**What the exercise asks:**
What number of lines hold the word "note"? State that number and nothing besides.
»»
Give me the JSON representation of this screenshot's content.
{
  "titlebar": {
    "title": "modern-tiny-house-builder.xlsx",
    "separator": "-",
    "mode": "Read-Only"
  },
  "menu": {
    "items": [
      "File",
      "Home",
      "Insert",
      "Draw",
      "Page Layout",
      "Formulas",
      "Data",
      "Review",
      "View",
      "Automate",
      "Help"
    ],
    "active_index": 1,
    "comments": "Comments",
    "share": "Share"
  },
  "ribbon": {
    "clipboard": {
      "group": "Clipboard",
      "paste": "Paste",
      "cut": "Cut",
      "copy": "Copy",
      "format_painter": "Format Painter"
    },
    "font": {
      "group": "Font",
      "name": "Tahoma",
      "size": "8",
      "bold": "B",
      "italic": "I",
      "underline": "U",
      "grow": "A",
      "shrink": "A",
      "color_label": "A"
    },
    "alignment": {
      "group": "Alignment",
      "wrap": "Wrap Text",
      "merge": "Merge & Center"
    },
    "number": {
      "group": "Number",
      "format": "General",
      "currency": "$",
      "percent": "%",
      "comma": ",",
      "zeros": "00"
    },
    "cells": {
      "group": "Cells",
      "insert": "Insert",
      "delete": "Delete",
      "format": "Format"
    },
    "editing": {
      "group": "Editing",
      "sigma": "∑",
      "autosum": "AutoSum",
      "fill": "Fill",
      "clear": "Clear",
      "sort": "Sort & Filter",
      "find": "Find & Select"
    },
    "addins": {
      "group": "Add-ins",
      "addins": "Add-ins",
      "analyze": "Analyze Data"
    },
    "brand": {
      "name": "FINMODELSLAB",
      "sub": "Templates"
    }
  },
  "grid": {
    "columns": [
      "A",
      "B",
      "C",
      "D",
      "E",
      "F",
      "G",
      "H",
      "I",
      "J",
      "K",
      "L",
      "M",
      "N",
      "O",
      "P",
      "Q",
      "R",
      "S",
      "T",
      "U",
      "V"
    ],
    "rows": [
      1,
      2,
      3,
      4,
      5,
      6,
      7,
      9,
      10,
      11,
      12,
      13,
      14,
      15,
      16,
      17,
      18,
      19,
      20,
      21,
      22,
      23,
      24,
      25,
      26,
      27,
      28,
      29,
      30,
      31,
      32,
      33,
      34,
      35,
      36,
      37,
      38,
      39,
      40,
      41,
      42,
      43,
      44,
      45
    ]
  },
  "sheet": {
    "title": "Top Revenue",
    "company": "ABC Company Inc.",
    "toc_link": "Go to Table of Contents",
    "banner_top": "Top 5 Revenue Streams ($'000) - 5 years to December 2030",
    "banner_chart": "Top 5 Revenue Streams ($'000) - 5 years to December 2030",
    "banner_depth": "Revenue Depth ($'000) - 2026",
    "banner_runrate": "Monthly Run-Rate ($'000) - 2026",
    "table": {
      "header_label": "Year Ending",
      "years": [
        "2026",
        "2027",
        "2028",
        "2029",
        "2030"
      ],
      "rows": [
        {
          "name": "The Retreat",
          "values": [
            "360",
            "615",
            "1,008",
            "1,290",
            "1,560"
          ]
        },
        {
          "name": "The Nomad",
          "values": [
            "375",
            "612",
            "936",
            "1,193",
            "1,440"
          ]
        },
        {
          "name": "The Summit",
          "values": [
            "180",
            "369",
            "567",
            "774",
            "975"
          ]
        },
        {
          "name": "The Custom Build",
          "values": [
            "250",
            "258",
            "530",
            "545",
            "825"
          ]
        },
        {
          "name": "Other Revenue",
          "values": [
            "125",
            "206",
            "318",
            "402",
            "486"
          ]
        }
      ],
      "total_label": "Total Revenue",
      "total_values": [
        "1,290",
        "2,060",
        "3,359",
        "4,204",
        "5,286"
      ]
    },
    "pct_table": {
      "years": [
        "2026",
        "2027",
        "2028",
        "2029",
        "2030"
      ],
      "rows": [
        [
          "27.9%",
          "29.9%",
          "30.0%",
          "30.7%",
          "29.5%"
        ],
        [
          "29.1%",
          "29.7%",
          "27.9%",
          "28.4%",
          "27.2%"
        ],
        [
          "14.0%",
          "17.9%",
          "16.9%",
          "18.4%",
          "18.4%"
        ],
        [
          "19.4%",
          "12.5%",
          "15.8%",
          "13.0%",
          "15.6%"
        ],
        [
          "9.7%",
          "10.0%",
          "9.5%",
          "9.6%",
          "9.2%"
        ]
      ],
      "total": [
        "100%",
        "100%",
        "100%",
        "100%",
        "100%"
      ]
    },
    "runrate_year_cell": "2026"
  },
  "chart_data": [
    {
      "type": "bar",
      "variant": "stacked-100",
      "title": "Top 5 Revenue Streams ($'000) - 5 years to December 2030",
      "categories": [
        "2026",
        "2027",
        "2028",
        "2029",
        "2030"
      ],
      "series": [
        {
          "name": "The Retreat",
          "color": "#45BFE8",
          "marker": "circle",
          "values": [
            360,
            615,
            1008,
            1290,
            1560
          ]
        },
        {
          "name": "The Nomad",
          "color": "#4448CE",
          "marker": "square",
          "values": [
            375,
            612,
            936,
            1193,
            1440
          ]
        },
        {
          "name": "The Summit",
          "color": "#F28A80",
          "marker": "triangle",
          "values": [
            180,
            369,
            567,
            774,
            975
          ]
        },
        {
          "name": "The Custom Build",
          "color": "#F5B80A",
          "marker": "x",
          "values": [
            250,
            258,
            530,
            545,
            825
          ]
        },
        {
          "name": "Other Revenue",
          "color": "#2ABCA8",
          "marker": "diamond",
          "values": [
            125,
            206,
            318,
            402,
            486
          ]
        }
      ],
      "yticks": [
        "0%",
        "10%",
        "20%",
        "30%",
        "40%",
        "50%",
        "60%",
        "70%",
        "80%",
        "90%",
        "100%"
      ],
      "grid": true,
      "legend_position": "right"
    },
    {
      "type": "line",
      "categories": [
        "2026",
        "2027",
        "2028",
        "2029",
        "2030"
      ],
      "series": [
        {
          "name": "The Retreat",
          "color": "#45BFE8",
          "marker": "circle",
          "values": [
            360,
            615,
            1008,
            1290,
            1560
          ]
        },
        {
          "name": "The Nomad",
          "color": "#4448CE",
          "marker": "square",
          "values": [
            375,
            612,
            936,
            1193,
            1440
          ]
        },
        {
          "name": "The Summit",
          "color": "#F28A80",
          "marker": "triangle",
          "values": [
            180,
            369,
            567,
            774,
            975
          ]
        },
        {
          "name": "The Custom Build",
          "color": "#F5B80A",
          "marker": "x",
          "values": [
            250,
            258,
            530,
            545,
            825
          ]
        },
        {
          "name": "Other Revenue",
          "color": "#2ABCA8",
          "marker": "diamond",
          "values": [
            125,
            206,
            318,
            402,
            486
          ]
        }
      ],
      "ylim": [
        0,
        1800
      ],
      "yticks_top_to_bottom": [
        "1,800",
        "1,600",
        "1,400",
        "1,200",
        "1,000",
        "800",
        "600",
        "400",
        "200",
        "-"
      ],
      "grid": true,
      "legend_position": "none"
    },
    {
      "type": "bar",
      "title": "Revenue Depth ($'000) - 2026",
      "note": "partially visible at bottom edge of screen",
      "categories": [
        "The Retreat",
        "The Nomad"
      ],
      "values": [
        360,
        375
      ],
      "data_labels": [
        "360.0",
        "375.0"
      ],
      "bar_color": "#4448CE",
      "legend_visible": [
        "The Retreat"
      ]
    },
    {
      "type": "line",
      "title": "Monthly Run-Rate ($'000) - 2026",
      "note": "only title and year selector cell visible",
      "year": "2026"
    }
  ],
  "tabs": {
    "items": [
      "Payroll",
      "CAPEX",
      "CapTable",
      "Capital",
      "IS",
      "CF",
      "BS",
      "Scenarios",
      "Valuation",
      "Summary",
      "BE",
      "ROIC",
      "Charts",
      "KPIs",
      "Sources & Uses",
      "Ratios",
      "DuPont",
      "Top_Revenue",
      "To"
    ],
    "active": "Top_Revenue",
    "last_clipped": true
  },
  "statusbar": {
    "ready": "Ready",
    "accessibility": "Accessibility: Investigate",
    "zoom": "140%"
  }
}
««
**Answer to the exercise:**
2